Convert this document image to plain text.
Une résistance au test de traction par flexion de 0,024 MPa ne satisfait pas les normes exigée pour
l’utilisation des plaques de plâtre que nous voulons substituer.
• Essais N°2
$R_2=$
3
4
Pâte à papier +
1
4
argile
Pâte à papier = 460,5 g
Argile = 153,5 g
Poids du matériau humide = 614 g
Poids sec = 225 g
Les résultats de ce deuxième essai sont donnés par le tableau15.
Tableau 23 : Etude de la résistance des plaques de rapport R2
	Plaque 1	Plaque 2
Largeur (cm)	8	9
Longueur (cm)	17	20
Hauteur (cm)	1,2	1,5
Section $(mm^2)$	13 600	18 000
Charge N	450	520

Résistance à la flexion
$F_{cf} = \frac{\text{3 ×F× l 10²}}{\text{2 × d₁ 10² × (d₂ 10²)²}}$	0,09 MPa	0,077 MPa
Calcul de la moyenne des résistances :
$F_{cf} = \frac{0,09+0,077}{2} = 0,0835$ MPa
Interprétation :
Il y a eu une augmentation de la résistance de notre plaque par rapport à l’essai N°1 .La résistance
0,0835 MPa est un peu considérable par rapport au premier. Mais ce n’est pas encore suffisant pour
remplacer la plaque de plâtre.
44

--

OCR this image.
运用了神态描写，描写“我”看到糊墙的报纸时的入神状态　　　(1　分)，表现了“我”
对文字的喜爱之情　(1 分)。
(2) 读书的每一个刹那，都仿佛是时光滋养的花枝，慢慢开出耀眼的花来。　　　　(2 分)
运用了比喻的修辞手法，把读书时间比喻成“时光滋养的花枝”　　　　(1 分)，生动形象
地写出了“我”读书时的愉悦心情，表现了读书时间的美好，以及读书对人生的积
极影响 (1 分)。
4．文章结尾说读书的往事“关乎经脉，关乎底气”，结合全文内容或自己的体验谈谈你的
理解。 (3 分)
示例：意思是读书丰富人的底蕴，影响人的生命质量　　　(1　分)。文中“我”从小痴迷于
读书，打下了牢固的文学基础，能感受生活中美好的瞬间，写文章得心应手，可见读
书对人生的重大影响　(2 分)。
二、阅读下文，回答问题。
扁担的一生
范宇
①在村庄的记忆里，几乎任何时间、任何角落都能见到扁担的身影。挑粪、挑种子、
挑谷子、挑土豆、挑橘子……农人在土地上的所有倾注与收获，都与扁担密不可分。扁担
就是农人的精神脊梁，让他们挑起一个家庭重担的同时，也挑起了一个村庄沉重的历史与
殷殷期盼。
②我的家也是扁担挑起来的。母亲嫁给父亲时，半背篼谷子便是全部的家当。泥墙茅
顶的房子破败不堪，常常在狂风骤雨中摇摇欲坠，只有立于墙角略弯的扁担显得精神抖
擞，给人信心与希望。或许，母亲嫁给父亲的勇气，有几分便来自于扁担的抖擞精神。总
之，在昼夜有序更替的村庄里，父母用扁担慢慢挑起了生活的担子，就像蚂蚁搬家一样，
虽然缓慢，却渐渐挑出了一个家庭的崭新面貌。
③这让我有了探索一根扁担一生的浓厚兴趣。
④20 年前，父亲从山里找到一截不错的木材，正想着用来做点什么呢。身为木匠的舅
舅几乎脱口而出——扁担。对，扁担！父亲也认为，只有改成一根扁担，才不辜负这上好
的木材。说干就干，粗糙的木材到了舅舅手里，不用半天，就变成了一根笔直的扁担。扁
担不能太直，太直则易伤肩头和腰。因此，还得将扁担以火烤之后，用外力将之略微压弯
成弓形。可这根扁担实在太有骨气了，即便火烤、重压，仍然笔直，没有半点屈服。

--

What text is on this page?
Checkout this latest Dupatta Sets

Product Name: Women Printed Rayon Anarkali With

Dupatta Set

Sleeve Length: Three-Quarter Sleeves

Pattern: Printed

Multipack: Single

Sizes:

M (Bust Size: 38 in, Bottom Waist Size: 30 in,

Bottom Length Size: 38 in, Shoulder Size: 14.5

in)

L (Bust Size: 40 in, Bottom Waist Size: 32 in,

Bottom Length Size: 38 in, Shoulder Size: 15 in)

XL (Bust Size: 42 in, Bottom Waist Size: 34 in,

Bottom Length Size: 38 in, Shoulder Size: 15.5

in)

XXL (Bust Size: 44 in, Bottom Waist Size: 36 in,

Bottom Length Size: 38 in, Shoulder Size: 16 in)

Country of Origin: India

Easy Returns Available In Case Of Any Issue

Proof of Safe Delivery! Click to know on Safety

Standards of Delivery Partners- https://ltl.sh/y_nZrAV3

GIVEN TASK -> Your task is to list each line of the records with the word "pour".

SOLUTION BELOW ->
Une résistance au test de traction par flexion de 0,024 MPa ne satisfait pas les normes exigée pour
0,0835 MPa est un peu considérable par rapport au premier. Mais ce n’est pas encore suffisant pour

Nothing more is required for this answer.